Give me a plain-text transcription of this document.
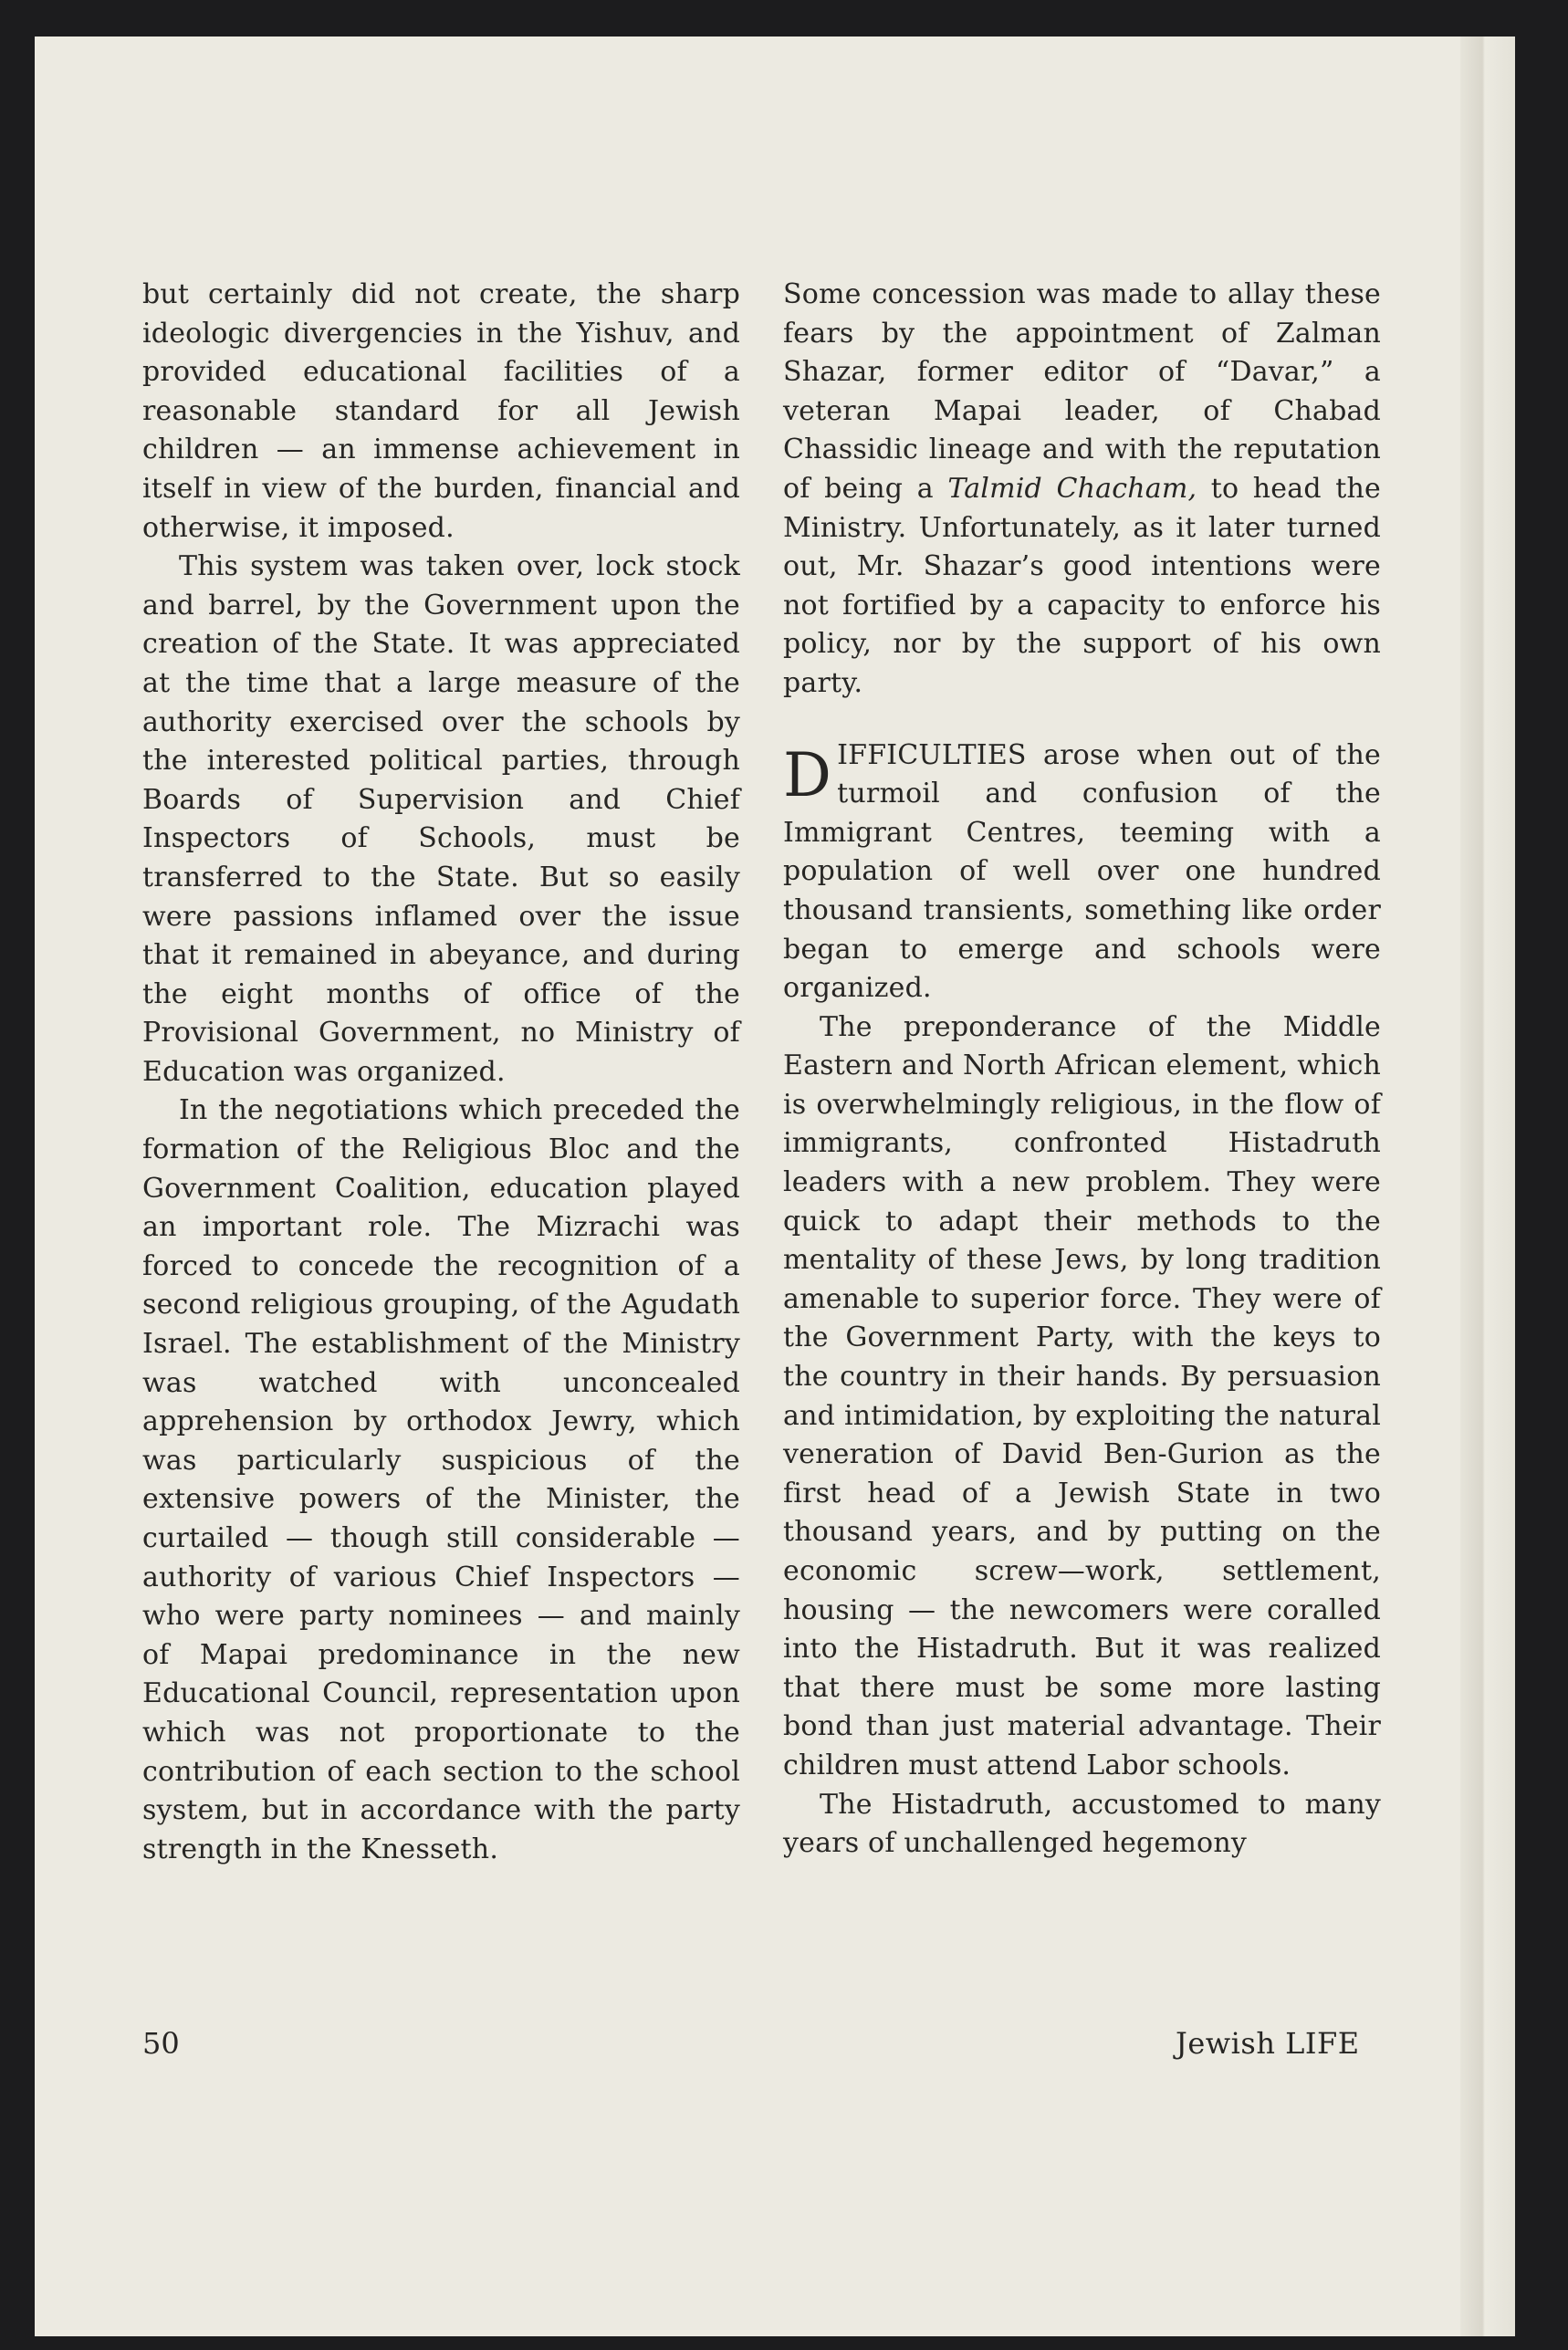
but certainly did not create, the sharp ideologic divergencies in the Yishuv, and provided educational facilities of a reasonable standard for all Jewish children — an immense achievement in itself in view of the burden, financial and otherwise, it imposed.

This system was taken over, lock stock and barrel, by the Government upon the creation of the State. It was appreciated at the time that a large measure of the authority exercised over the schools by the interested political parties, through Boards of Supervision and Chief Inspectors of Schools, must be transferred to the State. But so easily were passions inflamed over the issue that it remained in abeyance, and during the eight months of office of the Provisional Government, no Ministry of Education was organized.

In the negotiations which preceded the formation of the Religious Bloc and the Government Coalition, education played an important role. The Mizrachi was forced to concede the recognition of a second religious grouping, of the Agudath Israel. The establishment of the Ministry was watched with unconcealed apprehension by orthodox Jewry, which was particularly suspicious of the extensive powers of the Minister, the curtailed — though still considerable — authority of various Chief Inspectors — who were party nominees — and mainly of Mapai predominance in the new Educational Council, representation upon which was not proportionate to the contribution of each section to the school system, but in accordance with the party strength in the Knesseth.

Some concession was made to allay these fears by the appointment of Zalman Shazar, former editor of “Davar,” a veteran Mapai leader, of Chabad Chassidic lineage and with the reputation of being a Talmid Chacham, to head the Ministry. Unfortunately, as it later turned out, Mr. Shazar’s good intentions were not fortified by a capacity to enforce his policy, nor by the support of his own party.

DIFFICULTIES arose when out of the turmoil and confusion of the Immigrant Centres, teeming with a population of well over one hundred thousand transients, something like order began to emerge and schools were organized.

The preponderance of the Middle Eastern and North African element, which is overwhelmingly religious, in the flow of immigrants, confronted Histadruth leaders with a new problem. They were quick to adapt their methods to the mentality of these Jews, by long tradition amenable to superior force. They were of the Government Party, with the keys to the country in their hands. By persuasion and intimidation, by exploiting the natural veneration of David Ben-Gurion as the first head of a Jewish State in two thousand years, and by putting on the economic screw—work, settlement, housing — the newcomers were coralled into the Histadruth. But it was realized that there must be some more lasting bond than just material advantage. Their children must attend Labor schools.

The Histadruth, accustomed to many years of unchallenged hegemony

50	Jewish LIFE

————————

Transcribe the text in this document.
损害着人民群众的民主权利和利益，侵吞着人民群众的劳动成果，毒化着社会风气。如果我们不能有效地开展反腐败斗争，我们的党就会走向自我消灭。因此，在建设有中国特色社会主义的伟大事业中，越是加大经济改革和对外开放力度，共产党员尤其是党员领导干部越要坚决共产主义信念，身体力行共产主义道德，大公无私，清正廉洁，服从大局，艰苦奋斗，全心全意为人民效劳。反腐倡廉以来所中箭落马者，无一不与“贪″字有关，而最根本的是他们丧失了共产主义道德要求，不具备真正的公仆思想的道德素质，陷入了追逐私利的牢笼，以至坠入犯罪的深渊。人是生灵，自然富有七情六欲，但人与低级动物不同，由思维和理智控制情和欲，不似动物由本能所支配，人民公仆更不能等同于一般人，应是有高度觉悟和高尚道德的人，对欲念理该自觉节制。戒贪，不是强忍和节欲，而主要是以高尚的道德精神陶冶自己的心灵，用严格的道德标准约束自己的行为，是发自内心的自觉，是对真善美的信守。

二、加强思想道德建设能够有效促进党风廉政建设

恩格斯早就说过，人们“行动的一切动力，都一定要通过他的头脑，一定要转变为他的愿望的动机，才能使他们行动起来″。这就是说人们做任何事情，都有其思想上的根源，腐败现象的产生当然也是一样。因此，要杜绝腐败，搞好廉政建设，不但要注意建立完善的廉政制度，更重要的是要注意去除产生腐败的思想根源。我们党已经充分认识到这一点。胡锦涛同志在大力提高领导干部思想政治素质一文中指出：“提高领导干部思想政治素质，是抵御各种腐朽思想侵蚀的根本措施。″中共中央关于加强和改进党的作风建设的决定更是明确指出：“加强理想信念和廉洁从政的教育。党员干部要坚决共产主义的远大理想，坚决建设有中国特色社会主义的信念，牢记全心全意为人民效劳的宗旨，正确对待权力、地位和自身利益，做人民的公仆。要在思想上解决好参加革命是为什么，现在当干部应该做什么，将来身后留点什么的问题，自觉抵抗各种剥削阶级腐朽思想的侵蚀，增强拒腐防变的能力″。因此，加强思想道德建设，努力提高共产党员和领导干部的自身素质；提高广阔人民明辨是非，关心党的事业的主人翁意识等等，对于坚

————————

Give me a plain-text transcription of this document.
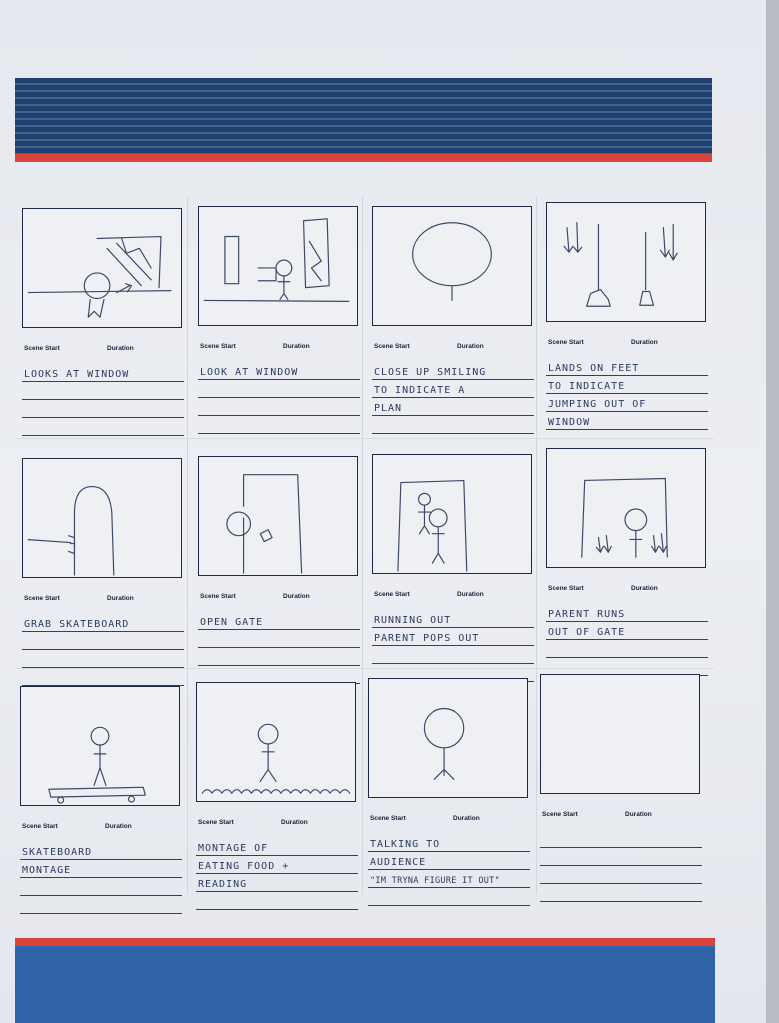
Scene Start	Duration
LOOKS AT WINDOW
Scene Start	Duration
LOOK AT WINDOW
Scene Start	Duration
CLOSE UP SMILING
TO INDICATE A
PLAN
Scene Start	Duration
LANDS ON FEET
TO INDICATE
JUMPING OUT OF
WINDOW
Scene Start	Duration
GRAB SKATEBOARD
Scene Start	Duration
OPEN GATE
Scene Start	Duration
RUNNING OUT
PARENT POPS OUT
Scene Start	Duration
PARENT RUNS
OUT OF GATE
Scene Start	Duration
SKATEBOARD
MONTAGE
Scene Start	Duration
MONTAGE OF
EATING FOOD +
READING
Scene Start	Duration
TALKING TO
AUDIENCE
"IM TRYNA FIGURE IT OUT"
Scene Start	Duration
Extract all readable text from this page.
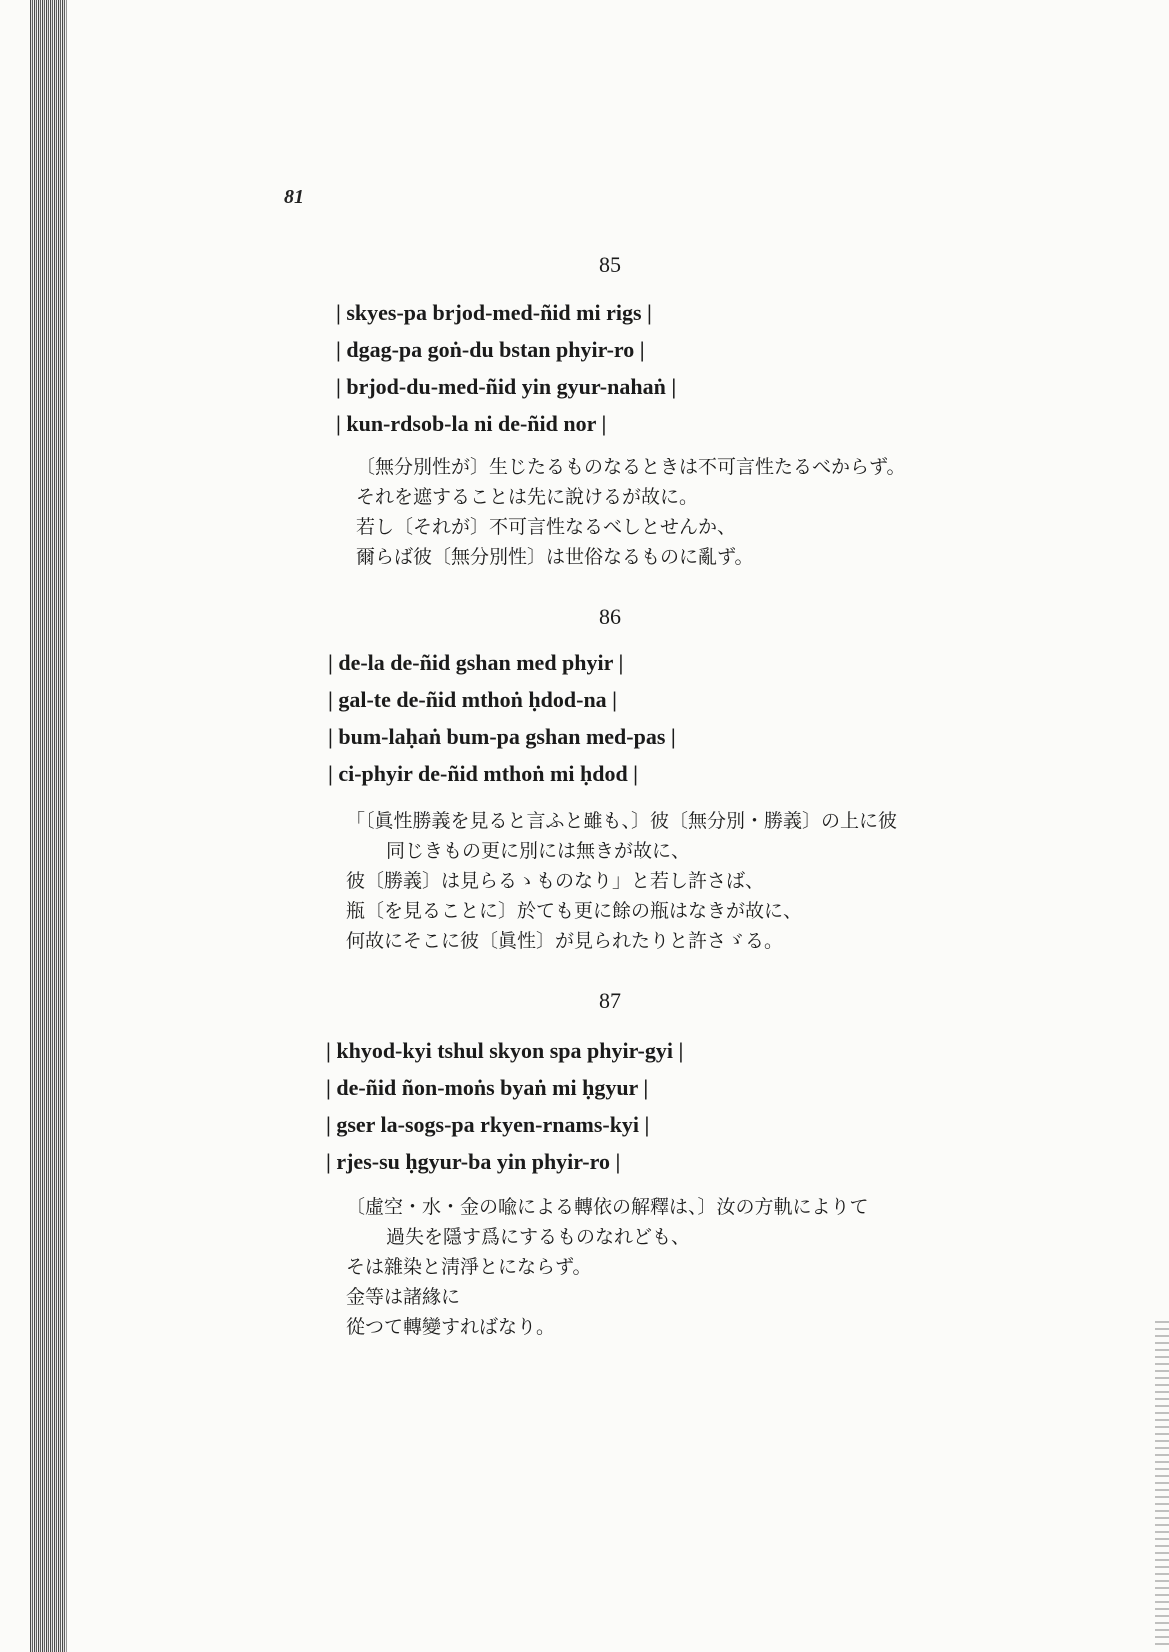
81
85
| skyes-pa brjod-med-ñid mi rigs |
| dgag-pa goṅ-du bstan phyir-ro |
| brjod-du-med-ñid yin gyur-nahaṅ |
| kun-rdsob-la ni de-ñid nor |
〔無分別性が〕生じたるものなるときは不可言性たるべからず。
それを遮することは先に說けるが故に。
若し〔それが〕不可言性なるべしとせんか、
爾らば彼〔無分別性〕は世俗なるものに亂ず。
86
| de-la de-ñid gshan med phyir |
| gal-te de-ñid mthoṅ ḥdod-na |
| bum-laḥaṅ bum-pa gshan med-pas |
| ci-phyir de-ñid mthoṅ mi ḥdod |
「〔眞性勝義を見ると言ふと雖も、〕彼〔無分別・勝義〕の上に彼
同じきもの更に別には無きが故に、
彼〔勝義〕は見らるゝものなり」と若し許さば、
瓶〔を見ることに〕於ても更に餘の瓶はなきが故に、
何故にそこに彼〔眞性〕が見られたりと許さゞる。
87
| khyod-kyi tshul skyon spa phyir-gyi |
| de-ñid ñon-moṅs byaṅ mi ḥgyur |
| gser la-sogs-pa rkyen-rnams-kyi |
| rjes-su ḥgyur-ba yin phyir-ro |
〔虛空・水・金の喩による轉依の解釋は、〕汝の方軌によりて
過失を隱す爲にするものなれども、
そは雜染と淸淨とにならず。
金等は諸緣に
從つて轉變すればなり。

————————

• _Your objective_
Using the listing above, list every line in which the string "brjod" occurs.

• _Worked answer_
| skyes-pa brjod-med-ñid mi rigs |
| brjod-du-med-ñid yin gyur-nahaṅ |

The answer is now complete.